## Start DATA LINES

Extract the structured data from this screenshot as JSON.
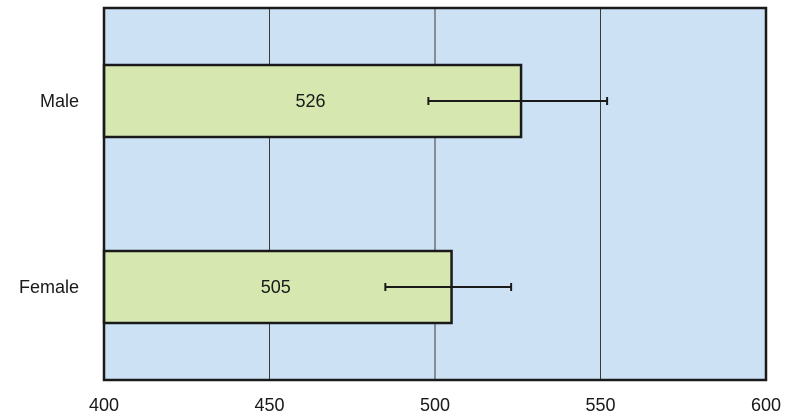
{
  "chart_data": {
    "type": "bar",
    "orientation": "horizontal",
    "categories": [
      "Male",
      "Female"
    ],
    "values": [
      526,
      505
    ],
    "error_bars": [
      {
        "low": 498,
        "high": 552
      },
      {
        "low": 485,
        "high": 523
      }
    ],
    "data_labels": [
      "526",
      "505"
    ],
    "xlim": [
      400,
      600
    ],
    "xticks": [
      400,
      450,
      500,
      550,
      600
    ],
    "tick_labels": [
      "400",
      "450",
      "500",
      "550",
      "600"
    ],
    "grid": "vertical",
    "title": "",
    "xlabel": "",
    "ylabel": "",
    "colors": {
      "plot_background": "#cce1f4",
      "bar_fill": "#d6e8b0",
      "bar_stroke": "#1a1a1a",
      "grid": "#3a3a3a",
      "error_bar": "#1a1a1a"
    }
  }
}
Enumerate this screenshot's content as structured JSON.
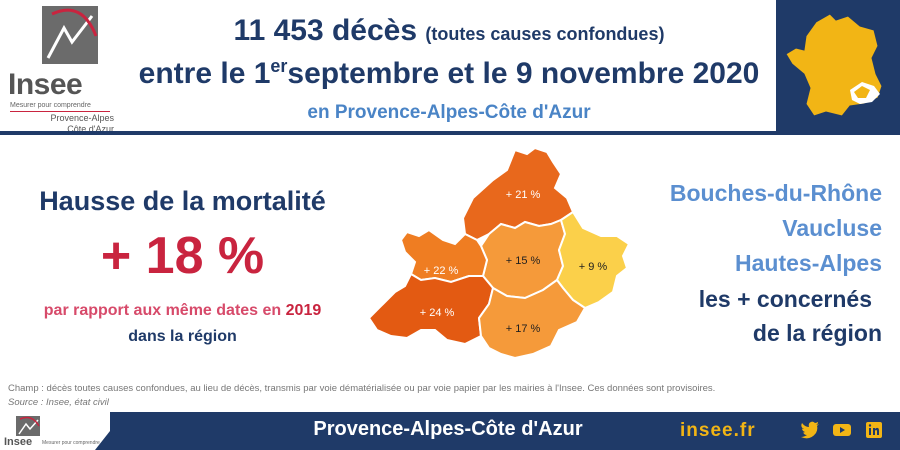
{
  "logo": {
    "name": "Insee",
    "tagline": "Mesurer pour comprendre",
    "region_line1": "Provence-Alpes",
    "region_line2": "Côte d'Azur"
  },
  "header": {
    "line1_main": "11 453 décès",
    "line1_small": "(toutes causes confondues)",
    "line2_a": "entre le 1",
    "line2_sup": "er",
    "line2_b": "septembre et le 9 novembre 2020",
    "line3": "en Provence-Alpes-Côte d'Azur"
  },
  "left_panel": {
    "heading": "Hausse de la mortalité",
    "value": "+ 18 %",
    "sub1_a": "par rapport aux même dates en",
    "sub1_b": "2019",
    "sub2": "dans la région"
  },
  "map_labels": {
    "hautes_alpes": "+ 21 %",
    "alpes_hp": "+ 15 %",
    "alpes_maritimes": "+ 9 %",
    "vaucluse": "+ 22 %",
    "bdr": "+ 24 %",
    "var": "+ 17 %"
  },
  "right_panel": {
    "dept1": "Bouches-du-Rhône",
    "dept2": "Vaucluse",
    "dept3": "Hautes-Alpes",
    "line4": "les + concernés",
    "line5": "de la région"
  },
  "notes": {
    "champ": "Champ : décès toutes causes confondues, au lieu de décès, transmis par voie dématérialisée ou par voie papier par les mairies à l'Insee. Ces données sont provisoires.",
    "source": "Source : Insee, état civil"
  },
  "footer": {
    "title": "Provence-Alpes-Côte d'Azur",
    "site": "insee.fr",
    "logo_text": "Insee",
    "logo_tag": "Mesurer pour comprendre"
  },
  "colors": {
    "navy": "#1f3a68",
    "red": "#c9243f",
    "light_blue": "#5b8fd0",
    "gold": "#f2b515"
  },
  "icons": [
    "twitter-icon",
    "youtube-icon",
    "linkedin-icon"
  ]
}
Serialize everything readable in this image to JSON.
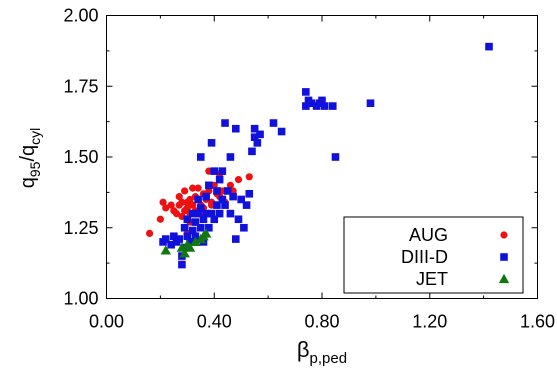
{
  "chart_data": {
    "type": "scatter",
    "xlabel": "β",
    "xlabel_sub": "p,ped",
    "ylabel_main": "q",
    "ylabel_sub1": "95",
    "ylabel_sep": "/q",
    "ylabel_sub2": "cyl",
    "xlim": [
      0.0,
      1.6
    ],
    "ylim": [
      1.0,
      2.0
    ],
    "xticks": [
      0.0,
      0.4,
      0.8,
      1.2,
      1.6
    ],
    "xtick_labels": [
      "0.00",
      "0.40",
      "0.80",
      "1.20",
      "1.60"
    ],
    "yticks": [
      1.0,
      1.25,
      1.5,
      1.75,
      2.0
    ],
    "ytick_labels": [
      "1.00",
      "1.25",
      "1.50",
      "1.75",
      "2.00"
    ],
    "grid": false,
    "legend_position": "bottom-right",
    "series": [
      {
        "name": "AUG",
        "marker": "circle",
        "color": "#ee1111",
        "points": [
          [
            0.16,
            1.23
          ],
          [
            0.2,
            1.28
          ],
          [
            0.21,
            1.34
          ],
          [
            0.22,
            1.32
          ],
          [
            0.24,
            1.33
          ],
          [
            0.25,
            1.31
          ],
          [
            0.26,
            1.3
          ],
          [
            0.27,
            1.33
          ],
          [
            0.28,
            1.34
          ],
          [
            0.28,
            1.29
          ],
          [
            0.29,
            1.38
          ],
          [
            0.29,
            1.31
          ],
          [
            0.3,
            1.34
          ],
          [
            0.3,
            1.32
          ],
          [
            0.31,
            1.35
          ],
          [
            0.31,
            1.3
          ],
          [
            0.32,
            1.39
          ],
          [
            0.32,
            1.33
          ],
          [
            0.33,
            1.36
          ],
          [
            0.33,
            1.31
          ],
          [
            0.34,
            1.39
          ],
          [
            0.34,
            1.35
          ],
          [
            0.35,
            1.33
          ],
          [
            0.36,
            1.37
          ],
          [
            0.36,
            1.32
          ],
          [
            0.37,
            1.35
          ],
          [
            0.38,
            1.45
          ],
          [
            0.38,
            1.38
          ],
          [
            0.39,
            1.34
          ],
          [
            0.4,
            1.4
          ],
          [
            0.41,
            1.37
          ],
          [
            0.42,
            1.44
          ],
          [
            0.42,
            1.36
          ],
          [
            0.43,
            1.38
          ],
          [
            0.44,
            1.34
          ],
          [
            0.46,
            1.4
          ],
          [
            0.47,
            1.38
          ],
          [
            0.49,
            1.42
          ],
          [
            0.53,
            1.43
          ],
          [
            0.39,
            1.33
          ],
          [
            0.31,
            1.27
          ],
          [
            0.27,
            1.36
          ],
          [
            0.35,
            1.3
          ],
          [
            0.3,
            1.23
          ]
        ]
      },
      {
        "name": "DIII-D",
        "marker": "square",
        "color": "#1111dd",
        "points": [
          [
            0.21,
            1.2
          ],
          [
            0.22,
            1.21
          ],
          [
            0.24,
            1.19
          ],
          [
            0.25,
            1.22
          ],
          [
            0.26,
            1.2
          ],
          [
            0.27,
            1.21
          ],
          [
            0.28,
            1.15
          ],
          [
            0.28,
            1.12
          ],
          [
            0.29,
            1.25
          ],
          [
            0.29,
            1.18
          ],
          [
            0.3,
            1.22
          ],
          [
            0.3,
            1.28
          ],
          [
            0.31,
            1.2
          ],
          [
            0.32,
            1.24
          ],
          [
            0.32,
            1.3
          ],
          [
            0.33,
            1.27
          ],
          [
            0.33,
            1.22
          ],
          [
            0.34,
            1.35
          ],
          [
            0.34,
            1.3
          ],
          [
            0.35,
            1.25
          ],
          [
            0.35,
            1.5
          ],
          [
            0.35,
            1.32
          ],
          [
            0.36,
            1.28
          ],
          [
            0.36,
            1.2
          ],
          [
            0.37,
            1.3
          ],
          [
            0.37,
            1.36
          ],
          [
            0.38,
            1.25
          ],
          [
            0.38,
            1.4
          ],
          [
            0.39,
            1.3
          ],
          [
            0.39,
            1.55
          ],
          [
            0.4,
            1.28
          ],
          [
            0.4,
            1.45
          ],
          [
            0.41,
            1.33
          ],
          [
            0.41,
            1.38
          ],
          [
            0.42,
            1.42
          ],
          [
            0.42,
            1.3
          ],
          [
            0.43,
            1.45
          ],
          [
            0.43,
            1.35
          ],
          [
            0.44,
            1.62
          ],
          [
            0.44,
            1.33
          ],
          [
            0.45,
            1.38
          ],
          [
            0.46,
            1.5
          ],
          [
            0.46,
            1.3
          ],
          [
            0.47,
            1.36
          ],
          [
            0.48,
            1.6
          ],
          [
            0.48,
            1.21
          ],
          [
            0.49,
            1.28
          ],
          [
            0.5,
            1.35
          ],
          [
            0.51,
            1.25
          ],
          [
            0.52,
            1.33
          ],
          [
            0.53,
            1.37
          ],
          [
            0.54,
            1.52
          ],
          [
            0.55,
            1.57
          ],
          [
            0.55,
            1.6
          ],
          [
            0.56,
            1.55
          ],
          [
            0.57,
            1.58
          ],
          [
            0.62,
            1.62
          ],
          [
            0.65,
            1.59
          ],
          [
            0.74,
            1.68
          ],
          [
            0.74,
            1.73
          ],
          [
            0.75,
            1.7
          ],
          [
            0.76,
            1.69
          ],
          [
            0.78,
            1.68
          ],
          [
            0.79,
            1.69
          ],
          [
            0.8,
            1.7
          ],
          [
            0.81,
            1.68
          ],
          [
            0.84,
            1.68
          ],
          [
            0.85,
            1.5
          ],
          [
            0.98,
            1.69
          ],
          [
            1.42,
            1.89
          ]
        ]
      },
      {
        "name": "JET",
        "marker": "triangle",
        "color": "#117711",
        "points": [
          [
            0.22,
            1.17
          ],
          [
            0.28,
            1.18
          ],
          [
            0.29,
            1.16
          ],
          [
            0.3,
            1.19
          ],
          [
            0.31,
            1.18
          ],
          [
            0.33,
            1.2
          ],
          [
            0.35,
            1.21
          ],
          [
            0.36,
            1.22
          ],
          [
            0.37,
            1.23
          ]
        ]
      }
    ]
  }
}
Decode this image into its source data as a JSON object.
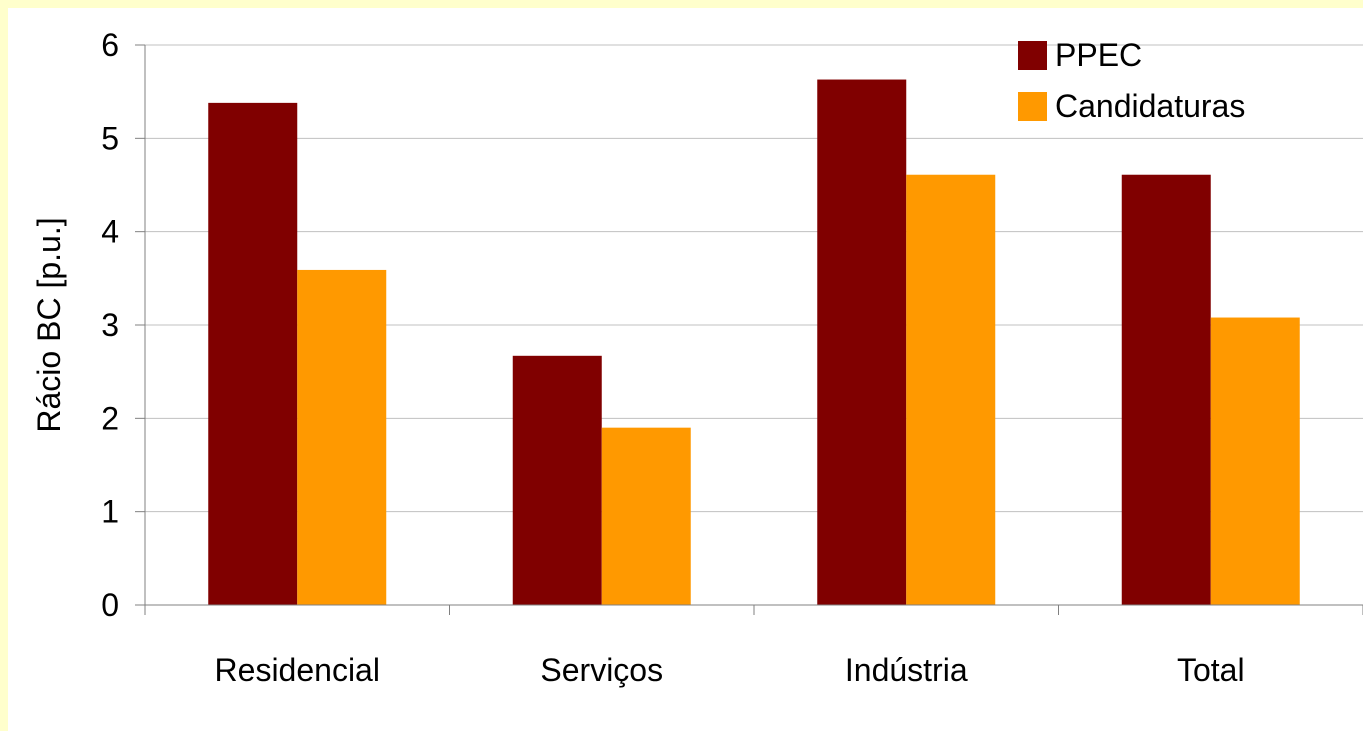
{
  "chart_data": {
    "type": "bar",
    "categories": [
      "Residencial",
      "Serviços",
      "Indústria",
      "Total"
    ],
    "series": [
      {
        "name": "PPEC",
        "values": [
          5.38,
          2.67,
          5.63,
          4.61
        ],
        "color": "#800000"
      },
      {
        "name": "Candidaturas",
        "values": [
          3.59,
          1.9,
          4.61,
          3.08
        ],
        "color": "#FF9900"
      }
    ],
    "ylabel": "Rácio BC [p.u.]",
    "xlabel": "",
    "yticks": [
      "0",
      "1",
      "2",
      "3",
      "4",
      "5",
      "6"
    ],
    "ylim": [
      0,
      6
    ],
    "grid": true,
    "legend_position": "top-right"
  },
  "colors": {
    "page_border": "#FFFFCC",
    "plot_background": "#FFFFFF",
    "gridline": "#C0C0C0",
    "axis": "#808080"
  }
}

## End DATA LINES

**TO DO:**
Select every line of the records holding the string "marker".

**EXERCISE OUTPUT:**
        "marker": "circle",
        "marker": "square",
        "marker": "triangle",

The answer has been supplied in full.